> _Given task_:
Quote each line of the material verbatim, without the pictures.

> _Records to process_:
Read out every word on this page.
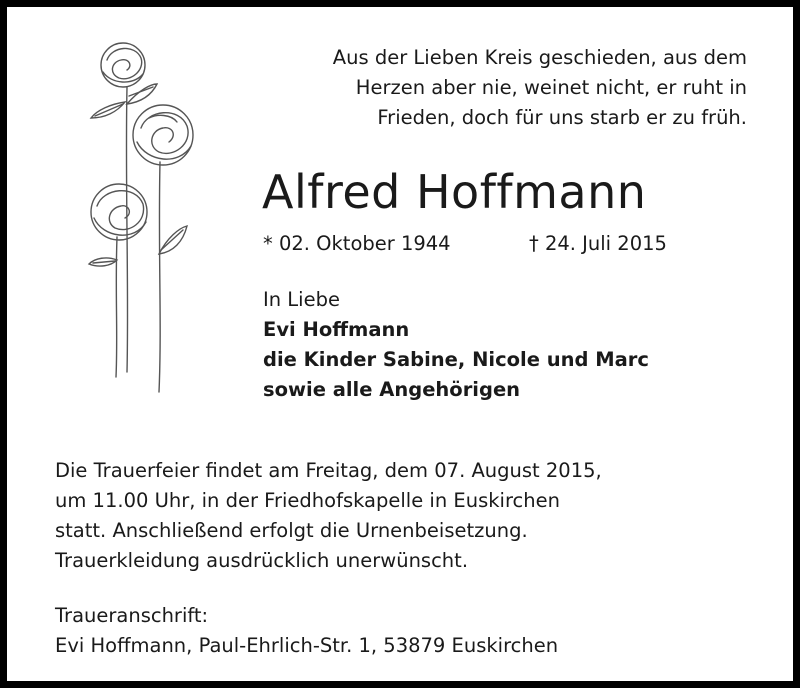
Aus der Lieben Kreis geschieden, aus dem
Herzen aber nie, weinet nicht, er ruht in
Frieden, doch für uns starb er zu früh.
Alfred Hoffmann
* 02. Oktober 1944	† 24. Juli 2015
In Liebe
Evi Hoffmann
die Kinder Sabine, Nicole und Marc
sowie alle Angehörigen
Die Trauerfeier findet am Freitag, dem 07. August 2015,
um 11.00 Uhr, in der Friedhofskapelle in Euskirchen
statt. Anschließend erfolgt die Urnenbeisetzung.
Trauerkleidung ausdrücklich unerwünscht.
Traueranschrift:
Evi Hoffmann, Paul-Ehrlich-Str. 1, 53879 Euskirchen
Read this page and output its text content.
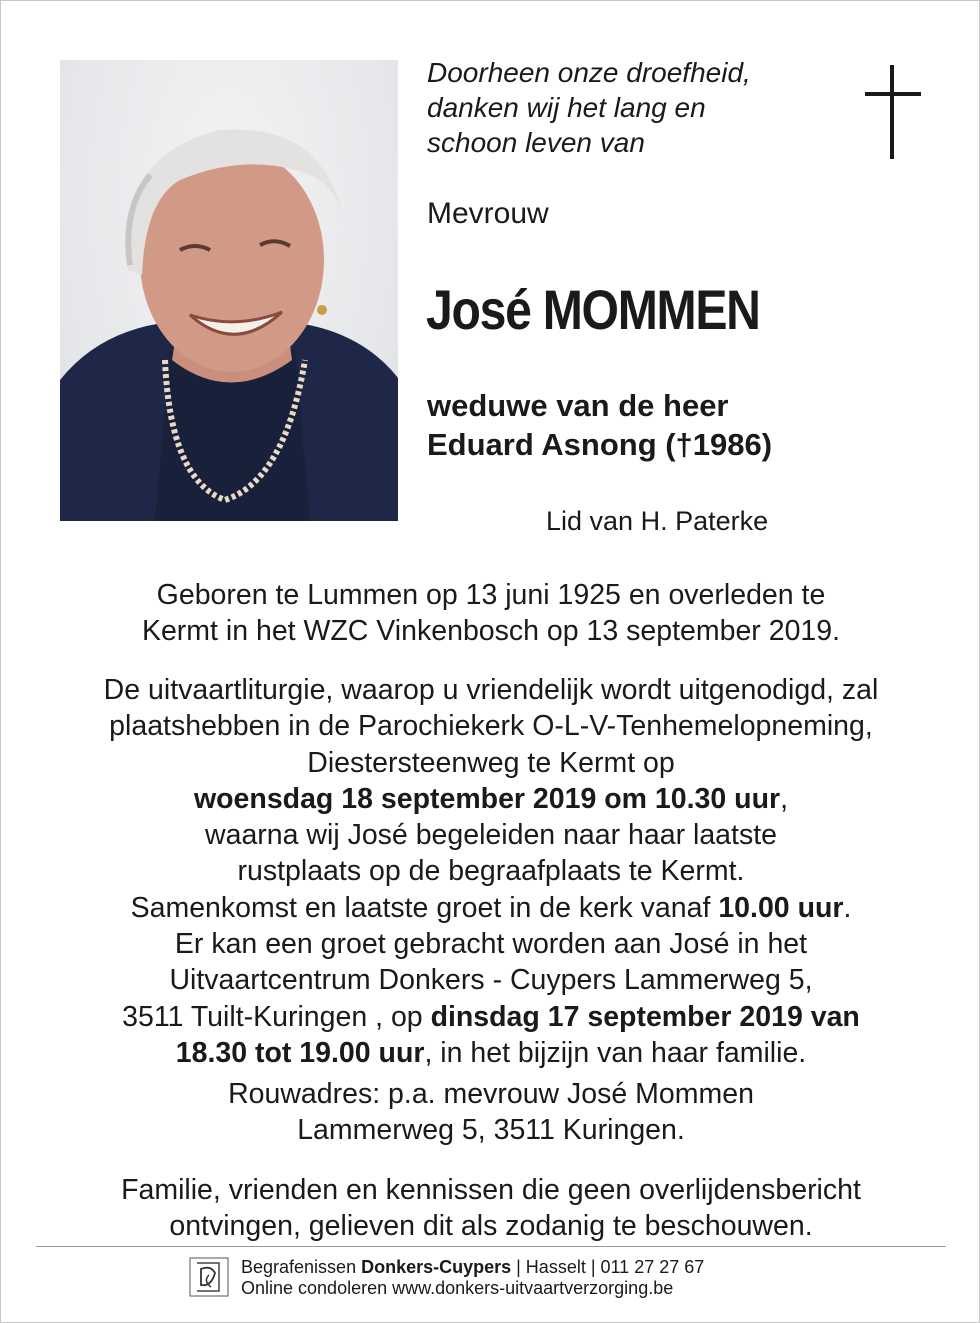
Doorheen onze droefheid,
danken wij het lang en
schoon leven van
Mevrouw
José MOMMEN
weduwe van de heer
Eduard Asnong (†1986)
Lid van H. Paterke

Geboren te Lummen op 13 juni 1925 en overleden te

Kermt in het WZC Vinkenbosch op 13 september 2019.

De uitvaartliturgie, waarop u vriendelijk wordt uitgenodigd, zal

plaatshebben in de Parochiekerk O-L-V-Tenhemelopneming,

Diestersteenweg te Kermt op

woensdag 18 september 2019 om 10.30 uur,

waarna wij José begeleiden naar haar laatste

rustplaats op de begraafplaats te Kermt.

Samenkomst en laatste groet in de kerk vanaf 10.00 uur.

Er kan een groet gebracht worden aan José in het

Uitvaartcentrum Donkers - Cuypers Lammerweg 5,

3511 Tuilt-Kuringen , op dinsdag 17 september 2019 van

18.30 tot 19.00 uur, in het bijzijn van haar familie.

Rouwadres: p.a. mevrouw José Mommen

Lammerweg 5, 3511 Kuringen.

Familie, vrienden en kennissen die geen overlijdensbericht

ontvingen, gelieven dit als zodanig te beschouwen.

Begrafenissen Donkers-Cuypers | Hasselt | 011 27 27 67
Online condoleren www.donkers-uitvaartverzorging.be
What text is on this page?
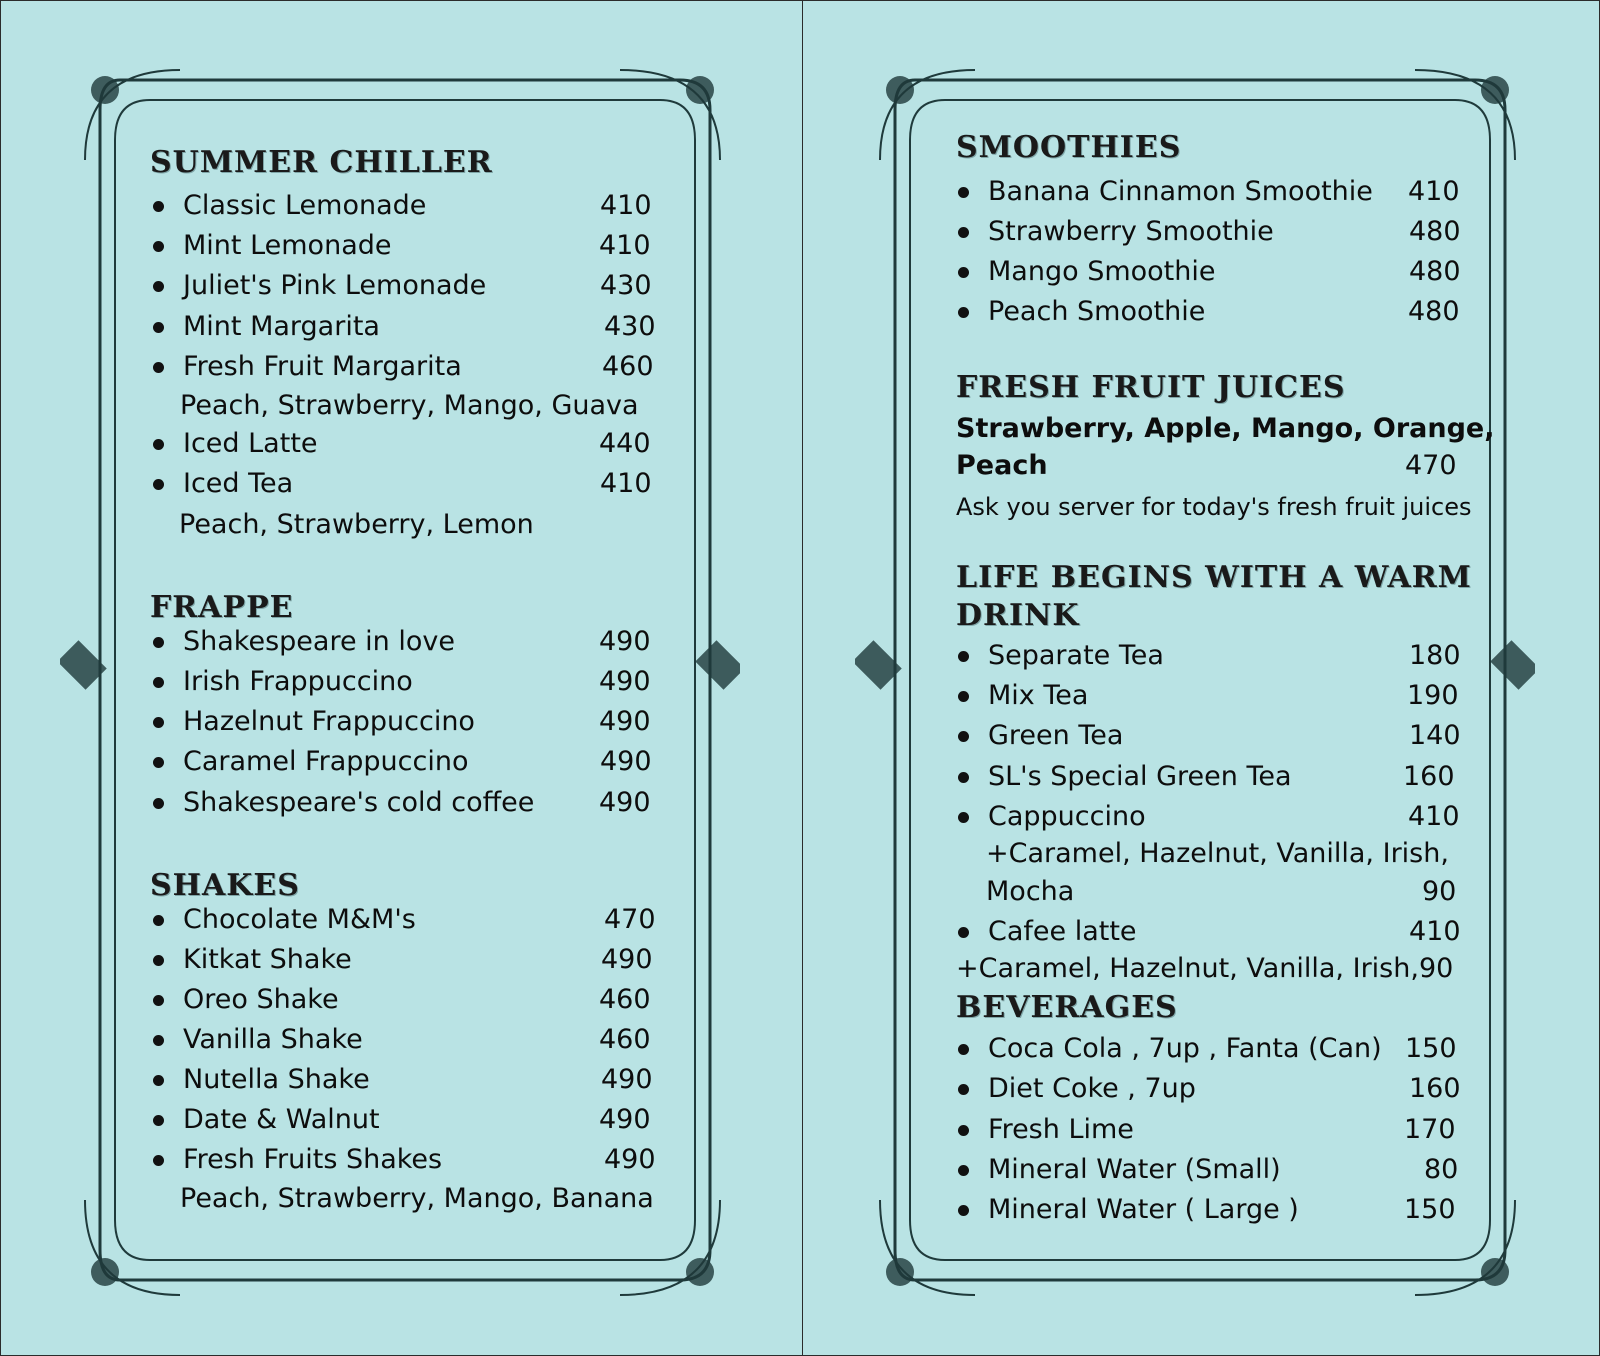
SUMMER CHILLER
Classic Lemonade	410
Mint Lemonade	410
Juliet's Pink Lemonade	430
Mint Margarita	430
Fresh Fruit Margarita	460
Peach, Strawberry, Mango, Guava
Iced Latte	440
Iced Tea	410
Peach, Strawberry, Lemon
FRAPPE
Shakespeare in love	490
Irish Frappuccino	490
Hazelnut Frappuccino	490
Caramel Frappuccino	490
Shakespeare's cold coffee 490
SHAKES
Chocolate M&M's	470
Kitkat Shake	490
Oreo Shake	460
Vanilla Shake	460
Nutella Shake	490
Date & Walnut	490
Fresh Fruits Shakes	490
Peach, Strawberry, Mango, Banana
SMOOTHIES
Banana Cinnamon Smoothie 410
Strawberry Smoothie	480
Mango Smoothie	480
Peach Smoothie	480
FRESH FRUIT JUICES
Strawberry, Apple, Mango, Orange,
Peach	470
Ask you server for today's fresh fruit juices
LIFE BEGINS WITH A WARM
DRINK
Separate Tea	180
Mix Tea	190
Green Tea	140
SL's Special Green Tea	160
Cappuccino	410
+Caramel, Hazelnut, Vanilla, Irish,
Mocha	90
Cafee latte	410
+Caramel, Hazelnut, Vanilla, Irish, 90
BEVERAGES
Coca Cola , 7up , Fanta (Can) 150
Diet Coke , 7up	160
Fresh Lime	170
Mineral Water (Small)	80
Mineral Water ( Large )	150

> _Correct output_:
Read out every word on this page.
Aus der Lieben Kreis geschieden, aus dem
Herzen aber nie, weinet nicht, er ruht in
Frieden, doch für uns starb er zu früh.
Alfred Hoffmann
* 02. Oktober 1944	† 24. Juli 2015
In Liebe
Evi Hoffmann
die Kinder Sabine, Nicole und Marc
sowie alle Angehörigen
Die Trauerfeier findet am Freitag, dem 07. August 2015,
um 11.00 Uhr, in der Friedhofskapelle in Euskirchen
statt. Anschließend erfolgt die Urnenbeisetzung.
Trauerkleidung ausdrücklich unerwünscht.
Traueranschrift:
Evi Hoffmann, Paul-Ehrlich-Str. 1, 53879 Euskirchen
Read this page and output its text content.
Doorheen onze droefheid,
danken wij het lang en
schoon leven van
Mevrouw
José MOMMEN
weduwe van de heer
Eduard Asnong (†1986)
Lid van H. Paterke

Geboren te Lummen op 13 juni 1925 en overleden te

Kermt in het WZC Vinkenbosch op 13 september 2019.

De uitvaartliturgie, waarop u vriendelijk wordt uitgenodigd, zal

plaatshebben in de Parochiekerk O-L-V-Tenhemelopneming,

Diestersteenweg te Kermt op

woensdag 18 september 2019 om 10.30 uur,

waarna wij José begeleiden naar haar laatste

rustplaats op de begraafplaats te Kermt.

Samenkomst en laatste groet in de kerk vanaf 10.00 uur.

Er kan een groet gebracht worden aan José in het

Uitvaartcentrum Donkers - Cuypers Lammerweg 5,

3511 Tuilt-Kuringen , op dinsdag 17 september 2019 van

18.30 tot 19.00 uur, in het bijzijn van haar familie.

Rouwadres: p.a. mevrouw José Mommen

Lammerweg 5, 3511 Kuringen.

Familie, vrienden en kennissen die geen overlijdensbericht

ontvingen, gelieven dit als zodanig te beschouwen.

Begrafenissen Donkers-Cuypers | Hasselt | 011 27 27 67
Online condoleren www.donkers-uitvaartverzorging.be
What text is on this page?
SUMMER CHILLER
Classic Lemonade	410
Mint Lemonade	410
Juliet's Pink Lemonade	430
Mint Margarita	430
Fresh Fruit Margarita	460
Peach, Strawberry, Mango, Guava
Iced Latte	440
Iced Tea	410
Peach, Strawberry, Lemon
FRAPPE
Shakespeare in love	490
Irish Frappuccino	490
Hazelnut Frappuccino	490
Caramel Frappuccino	490
Shakespeare's cold coffee 490
SHAKES
Chocolate M&M's	470
Kitkat Shake	490
Oreo Shake	460
Vanilla Shake	460
Nutella Shake	490
Date & Walnut	490
Fresh Fruits Shakes	490
Peach, Strawberry, Mango, Banana
SMOOTHIES
Banana Cinnamon Smoothie 410
Strawberry Smoothie	480
Mango Smoothie	480
Peach Smoothie	480
FRESH FRUIT JUICES
Strawberry, Apple, Mango, Orange,
Peach	470
Ask you server for today's fresh fruit juices
LIFE BEGINS WITH A WARM
DRINK
Separate Tea	180
Mix Tea	190
Green Tea	140
SL's Special Green Tea	160
Cappuccino	410
+Caramel, Hazelnut, Vanilla, Irish,
Mocha	90
Cafee latte	410
+Caramel, Hazelnut, Vanilla, Irish, 90
BEVERAGES
Coca Cola , 7up , Fanta (Can) 150
Diet Coke , 7up	160
Fresh Lime	170
Mineral Water (Small)	80
Mineral Water ( Large )	150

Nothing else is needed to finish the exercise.